* Begin Material shown *

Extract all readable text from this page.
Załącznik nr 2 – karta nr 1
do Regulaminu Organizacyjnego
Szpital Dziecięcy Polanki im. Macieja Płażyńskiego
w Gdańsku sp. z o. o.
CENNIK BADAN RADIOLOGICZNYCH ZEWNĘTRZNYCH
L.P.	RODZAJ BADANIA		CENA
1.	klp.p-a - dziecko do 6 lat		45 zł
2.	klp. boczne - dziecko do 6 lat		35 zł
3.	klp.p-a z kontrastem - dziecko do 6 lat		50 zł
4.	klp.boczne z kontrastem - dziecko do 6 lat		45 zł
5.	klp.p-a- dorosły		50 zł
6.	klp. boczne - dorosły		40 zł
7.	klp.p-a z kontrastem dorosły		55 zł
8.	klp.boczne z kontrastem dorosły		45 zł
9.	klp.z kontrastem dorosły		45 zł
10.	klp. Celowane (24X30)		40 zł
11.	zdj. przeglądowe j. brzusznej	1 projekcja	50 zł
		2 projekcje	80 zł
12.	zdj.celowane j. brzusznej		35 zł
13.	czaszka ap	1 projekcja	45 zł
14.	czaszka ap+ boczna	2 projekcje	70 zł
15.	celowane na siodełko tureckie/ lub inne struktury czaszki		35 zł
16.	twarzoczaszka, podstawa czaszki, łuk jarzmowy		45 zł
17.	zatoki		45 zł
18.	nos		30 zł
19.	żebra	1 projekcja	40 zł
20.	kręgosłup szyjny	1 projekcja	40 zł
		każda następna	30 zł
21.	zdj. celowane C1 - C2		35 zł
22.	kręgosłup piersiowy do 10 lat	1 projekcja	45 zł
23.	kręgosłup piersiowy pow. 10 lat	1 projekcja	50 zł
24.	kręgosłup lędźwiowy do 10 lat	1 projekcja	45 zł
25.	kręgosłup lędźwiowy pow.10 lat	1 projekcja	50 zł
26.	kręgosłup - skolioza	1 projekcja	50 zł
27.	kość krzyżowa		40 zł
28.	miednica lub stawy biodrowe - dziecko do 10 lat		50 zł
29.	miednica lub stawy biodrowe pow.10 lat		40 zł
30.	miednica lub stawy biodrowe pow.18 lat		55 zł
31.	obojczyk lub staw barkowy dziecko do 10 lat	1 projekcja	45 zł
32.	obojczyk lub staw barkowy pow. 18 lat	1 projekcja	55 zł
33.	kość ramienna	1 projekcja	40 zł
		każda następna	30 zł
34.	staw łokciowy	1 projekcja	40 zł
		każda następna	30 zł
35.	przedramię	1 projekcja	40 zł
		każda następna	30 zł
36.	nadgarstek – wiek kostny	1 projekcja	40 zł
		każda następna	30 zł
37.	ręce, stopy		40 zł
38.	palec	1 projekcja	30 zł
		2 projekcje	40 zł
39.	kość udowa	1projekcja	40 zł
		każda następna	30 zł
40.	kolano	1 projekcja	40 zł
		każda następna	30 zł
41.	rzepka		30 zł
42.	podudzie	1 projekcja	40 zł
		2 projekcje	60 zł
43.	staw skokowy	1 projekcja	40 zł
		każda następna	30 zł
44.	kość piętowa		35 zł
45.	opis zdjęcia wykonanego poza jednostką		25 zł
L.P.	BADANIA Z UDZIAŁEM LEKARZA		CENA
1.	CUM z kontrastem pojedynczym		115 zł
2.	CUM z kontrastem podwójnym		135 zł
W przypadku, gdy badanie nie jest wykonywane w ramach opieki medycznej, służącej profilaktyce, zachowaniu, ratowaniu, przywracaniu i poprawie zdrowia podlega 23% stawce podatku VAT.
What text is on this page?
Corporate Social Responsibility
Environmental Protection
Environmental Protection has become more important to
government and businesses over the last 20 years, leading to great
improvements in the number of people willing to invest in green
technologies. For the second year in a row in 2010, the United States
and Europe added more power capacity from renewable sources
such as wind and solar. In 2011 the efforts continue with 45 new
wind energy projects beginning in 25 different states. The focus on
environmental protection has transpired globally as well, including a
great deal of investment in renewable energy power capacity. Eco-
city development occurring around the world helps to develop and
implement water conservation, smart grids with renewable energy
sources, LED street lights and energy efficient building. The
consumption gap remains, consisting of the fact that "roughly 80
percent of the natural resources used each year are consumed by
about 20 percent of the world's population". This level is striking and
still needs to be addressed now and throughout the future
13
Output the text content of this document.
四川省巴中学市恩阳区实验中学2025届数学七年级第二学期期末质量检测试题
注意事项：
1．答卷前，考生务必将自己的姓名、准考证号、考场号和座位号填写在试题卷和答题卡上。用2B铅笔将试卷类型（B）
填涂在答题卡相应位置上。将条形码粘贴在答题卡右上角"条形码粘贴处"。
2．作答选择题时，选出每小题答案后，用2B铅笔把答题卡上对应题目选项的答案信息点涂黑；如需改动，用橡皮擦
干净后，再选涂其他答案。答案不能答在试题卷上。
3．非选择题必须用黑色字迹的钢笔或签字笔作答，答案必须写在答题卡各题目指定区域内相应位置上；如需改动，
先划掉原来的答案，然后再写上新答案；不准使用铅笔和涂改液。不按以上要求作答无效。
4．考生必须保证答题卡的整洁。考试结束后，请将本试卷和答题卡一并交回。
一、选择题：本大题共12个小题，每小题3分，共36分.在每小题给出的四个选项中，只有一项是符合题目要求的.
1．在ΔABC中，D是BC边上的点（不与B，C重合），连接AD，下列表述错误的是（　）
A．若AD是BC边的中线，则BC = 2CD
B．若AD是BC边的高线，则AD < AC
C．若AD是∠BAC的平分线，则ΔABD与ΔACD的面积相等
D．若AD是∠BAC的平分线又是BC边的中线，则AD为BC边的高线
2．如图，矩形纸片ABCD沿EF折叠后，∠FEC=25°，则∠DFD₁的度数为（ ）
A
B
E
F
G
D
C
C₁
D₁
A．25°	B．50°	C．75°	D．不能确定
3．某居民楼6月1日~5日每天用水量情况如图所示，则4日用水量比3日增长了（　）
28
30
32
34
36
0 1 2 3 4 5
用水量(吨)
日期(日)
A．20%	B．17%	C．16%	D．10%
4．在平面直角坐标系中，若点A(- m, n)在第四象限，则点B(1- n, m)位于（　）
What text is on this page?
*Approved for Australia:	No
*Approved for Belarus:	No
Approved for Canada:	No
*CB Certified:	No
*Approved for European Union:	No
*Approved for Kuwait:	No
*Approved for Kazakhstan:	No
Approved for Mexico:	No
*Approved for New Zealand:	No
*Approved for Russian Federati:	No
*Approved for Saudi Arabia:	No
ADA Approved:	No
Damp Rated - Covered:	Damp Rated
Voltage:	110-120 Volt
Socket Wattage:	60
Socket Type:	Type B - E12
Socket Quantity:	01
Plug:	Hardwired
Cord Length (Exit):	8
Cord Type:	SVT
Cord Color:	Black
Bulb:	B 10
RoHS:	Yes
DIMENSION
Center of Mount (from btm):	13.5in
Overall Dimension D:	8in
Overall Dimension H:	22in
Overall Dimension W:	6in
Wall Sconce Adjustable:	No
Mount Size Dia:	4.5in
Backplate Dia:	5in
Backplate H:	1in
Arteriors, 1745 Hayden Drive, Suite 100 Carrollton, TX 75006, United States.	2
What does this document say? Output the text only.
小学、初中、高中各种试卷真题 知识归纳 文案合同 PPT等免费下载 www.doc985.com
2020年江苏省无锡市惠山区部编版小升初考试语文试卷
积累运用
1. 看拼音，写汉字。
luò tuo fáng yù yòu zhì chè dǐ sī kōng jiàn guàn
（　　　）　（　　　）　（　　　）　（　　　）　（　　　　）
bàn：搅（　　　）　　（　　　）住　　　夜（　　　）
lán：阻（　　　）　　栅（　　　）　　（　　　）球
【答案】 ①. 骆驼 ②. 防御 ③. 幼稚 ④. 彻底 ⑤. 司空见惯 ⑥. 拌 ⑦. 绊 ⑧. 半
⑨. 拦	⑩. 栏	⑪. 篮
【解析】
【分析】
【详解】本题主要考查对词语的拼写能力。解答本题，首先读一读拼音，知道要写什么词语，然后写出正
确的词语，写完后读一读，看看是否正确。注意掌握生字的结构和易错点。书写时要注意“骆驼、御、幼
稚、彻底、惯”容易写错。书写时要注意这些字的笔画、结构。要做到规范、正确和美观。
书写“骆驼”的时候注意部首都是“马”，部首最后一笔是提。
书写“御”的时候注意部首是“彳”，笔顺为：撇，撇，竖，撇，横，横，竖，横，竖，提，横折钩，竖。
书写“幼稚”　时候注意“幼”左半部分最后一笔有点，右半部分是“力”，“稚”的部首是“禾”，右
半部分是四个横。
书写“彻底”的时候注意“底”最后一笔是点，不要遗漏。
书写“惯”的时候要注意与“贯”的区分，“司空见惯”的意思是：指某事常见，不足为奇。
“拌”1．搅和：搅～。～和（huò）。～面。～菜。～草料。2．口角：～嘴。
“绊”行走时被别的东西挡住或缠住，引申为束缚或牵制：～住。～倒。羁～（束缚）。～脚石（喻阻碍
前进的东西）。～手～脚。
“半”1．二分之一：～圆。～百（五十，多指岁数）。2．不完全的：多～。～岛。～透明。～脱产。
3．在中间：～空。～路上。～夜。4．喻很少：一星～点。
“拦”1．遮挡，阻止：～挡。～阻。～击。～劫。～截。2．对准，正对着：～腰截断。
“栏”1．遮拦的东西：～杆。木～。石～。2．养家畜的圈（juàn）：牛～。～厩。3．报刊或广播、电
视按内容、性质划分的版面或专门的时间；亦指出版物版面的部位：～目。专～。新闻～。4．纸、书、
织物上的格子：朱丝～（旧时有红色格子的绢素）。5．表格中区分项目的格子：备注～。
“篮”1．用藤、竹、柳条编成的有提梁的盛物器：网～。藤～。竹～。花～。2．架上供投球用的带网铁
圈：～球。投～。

* End Material shown *

● **Written instruction**
Copy all lines from the material that include "lędźwiowy".

● **Answer for this exercise**
24.	kręgosłup lędźwiowy do 10 lat	1 projekcja	45 zł
25.	kręgosłup lędźwiowy pow.10 lat	1 projekcja	50 zł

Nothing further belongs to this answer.